Check each line of the listing, and copy it if it contains the word "data".
* START Records for this exercise *
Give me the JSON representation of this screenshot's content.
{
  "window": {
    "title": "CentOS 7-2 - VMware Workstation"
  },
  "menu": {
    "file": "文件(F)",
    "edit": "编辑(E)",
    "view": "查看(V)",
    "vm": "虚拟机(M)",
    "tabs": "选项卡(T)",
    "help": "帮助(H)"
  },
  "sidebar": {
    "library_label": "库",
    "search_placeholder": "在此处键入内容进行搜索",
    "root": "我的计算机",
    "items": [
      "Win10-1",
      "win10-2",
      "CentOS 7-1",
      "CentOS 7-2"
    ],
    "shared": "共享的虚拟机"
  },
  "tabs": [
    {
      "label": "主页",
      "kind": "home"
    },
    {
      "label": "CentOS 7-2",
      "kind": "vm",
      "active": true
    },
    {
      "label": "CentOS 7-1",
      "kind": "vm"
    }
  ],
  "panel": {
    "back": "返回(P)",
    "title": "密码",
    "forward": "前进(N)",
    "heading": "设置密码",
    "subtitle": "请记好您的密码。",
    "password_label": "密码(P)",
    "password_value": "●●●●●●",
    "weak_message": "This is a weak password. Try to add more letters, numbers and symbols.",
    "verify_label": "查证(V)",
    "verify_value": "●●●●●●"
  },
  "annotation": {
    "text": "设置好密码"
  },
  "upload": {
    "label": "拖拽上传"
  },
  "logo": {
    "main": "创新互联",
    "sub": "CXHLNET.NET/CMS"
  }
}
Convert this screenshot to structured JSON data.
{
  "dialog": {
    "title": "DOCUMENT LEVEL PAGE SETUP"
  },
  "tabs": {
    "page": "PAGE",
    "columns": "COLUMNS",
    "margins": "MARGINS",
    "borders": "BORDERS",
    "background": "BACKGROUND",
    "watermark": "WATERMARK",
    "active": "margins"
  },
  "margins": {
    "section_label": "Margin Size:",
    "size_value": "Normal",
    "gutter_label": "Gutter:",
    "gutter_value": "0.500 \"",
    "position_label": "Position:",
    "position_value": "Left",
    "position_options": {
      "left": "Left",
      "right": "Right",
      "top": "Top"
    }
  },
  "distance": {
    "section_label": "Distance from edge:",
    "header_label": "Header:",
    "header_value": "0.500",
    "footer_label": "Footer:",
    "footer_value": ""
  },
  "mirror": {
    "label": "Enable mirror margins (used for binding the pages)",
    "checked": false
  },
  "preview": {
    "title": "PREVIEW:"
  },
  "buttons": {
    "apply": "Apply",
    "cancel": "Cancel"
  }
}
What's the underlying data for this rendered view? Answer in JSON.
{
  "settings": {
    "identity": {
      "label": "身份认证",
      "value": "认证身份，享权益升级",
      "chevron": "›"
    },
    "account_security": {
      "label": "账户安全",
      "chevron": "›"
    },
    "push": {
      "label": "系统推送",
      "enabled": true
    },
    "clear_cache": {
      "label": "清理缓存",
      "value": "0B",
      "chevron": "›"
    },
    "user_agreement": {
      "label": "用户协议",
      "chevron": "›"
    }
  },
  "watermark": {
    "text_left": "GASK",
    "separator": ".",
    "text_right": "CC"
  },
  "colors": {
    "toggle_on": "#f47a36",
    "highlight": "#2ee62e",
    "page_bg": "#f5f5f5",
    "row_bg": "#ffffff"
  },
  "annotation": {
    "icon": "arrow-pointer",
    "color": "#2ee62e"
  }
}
* END Records for this exercise *
## The answer
Convert this screenshot to structured JSON data.
What's the underlying data for this rendered view? Answer in JSON.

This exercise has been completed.